━━━━━ Supplied material ━━━━━

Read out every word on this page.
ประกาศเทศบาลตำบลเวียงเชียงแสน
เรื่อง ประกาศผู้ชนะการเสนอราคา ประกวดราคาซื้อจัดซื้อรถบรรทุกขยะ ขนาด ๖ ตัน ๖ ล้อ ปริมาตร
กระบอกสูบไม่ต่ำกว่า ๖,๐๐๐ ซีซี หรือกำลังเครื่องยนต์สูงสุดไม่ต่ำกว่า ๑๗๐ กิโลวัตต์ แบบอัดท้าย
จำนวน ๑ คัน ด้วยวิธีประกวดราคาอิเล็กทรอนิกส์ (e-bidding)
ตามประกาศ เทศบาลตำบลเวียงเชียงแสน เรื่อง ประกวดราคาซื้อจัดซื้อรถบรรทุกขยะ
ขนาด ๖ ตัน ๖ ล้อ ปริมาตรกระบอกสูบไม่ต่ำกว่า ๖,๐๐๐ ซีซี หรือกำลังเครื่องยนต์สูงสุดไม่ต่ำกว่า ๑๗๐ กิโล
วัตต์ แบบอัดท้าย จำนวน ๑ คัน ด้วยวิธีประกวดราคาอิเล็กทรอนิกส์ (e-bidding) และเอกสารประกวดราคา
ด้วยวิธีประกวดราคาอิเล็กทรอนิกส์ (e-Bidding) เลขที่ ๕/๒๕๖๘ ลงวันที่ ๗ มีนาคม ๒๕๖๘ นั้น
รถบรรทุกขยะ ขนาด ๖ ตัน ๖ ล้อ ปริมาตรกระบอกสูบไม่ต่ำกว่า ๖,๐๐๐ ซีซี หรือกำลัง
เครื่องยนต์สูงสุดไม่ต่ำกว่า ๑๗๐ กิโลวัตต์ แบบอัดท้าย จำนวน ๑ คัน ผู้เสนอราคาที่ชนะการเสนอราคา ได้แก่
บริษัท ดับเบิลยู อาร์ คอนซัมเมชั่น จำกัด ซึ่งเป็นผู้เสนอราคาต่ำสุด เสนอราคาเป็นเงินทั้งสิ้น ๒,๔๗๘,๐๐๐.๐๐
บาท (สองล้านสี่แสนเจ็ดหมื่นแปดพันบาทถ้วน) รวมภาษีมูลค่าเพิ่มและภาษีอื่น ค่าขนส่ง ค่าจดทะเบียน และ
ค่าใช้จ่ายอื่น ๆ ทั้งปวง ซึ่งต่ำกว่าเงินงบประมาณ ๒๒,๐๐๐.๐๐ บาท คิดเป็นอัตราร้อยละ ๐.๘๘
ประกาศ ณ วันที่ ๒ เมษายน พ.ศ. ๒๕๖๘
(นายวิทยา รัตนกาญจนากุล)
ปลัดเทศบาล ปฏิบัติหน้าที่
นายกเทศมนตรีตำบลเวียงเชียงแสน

━━━━━

> [What you have to do]:
Without leaving anything out, quote all the data.

> [The solution]:
Read out every word on this page.
ประกาศเทศบาลตำบลเวียงเชียงแสน
เรื่อง ประกาศผู้ชนะการเสนอราคา ประกวดราคาซื้อจัดซื้อรถบรรทุกขยะ ขนาด ๖ ตัน ๖ ล้อ ปริมาตร
กระบอกสูบไม่ต่ำกว่า ๖,๐๐๐ ซีซี หรือกำลังเครื่องยนต์สูงสุดไม่ต่ำกว่า ๑๗๐ กิโลวัตต์ แบบอัดท้าย
จำนวน ๑ คัน ด้วยวิธีประกวดราคาอิเล็กทรอนิกส์ (e-bidding)
ตามประกาศ เทศบาลตำบลเวียงเชียงแสน เรื่อง ประกวดราคาซื้อจัดซื้อรถบรรทุกขยะ
ขนาด ๖ ตัน ๖ ล้อ ปริมาตรกระบอกสูบไม่ต่ำกว่า ๖,๐๐๐ ซีซี หรือกำลังเครื่องยนต์สูงสุดไม่ต่ำกว่า ๑๗๐ กิโล
วัตต์ แบบอัดท้าย จำนวน ๑ คัน ด้วยวิธีประกวดราคาอิเล็กทรอนิกส์ (e-bidding) และเอกสารประกวดราคา
ด้วยวิธีประกวดราคาอิเล็กทรอนิกส์ (e-Bidding) เลขที่ ๕/๒๕๖๘ ลงวันที่ ๗ มีนาคม ๒๕๖๘ นั้น
รถบรรทุกขยะ ขนาด ๖ ตัน ๖ ล้อ ปริมาตรกระบอกสูบไม่ต่ำกว่า ๖,๐๐๐ ซีซี หรือกำลัง
เครื่องยนต์สูงสุดไม่ต่ำกว่า ๑๗๐ กิโลวัตต์ แบบอัดท้าย จำนวน ๑ คัน ผู้เสนอราคาที่ชนะการเสนอราคา ได้แก่
บริษัท ดับเบิลยู อาร์ คอนซัมเมชั่น จำกัด ซึ่งเป็นผู้เสนอราคาต่ำสุด เสนอราคาเป็นเงินทั้งสิ้น ๒,๔๗๘,๐๐๐.๐๐
บาท (สองล้านสี่แสนเจ็ดหมื่นแปดพันบาทถ้วน) รวมภาษีมูลค่าเพิ่มและภาษีอื่น ค่าขนส่ง ค่าจดทะเบียน และ
ค่าใช้จ่ายอื่น ๆ ทั้งปวง ซึ่งต่ำกว่าเงินงบประมาณ ๒๒,๐๐๐.๐๐ บาท คิดเป็นอัตราร้อยละ ๐.๘๘
ประกาศ ณ วันที่ ๒ เมษายน พ.ศ. ๒๕๖๘
(นายวิทยา รัตนกาญจนากุล)
ปลัดเทศบาล ปฏิบัติหน้าที่
นายกเทศมนตรีตำบลเวียงเชียงแสน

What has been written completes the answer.